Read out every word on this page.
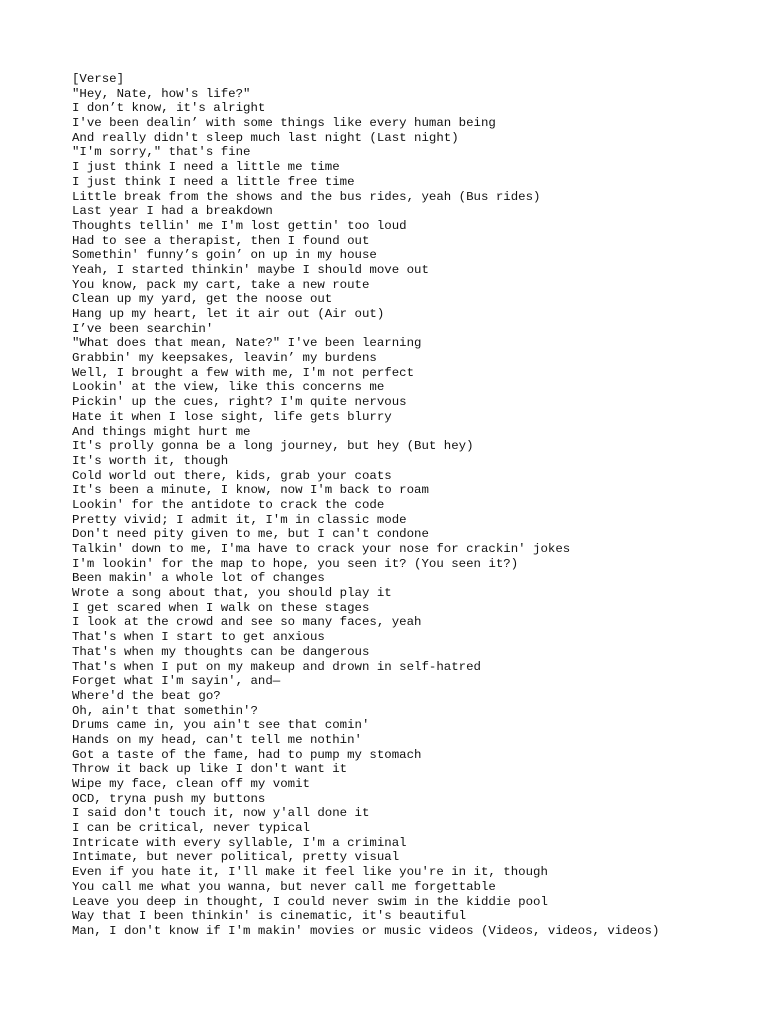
[Verse]
"Hey, Nate, how's life?"
I don’t know, it's alright
I've been dealin’ with some things like every human being
And really didn't sleep much last night (Last night)
"I'm sorry," that's fine
I just think I need a little me time
I just think I need a little free time
Little break from the shows and the bus rides, yeah (Bus rides)
Last year I had a breakdown
Thoughts tellin' me I'm lost gettin' too loud
Had to see a therapist, then I found out
Somethin' funny’s goin’ on up in my house
Yeah, I started thinkin' maybe I should move out
You know, pack my cart, take a new route
Clean up my yard, get the noose out
Hang up my heart, let it air out (Air out)
I’ve been searchin'
"What does that mean, Nate?" I've been learning
Grabbin' my keepsakes, leavin’ my burdens
Well, I brought a few with me, I'm not perfect
Lookin' at the view, like this concerns me
Pickin' up the cues, right? I'm quite nervous
Hate it when I lose sight, life gets blurry
And things might hurt me
It's prolly gonna be a long journey, but hey (But hey)
It's worth it, though
Cold world out there, kids, grab your coats
It's been a minute, I know, now I'm back to roam
Lookin' for the antidote to crack the code
Pretty vivid; I admit it, I'm in classic mode
Don't need pity given to me, but I can't condone
Talkin' down to me, I'ma have to crack your nose for crackin' jokes
I'm lookin' for the map to hope, you seen it? (You seen it?)
Been makin' a whole lot of changes
Wrote a song about that, you should play it
I get scared when I walk on these stages
I look at the crowd and see so many faces, yeah
That's when I start to get anxious
That's when my thoughts can be dangerous
That's when I put on my makeup and drown in self-hatred
Forget what I'm sayin', and—
Where'd the beat go?
Oh, ain't that somethin'?
Drums came in, you ain't see that comin'
Hands on my head, can't tell me nothin'
Got a taste of the fame, had to pump my stomach
Throw it back up like I don't want it
Wipe my face, clean off my vomit
OCD, tryna push my buttons
I said don't touch it, now y'all done it
I can be critical, never typical
Intricate with every syllable, I'm a criminal
Intimate, but never political, pretty visual
Even if you hate it, I'll make it feel like you're in it, though
You call me what you wanna, but never call me forgettable
Leave you deep in thought, I could never swim in the kiddie pool
Way that I been thinkin' is cinematic, it's beautiful
Man, I don't know if I'm makin' movies or music videos (Videos, videos, videos)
● ● ● ● ●
## WORK TO BE COMPLETED
Return each full line of the entries that contains the word "every".

## FULL RESPONSE
Read out every word on this page.
I've been dealin’ with some things like every human being
Intricate with every syllable, I'm a criminal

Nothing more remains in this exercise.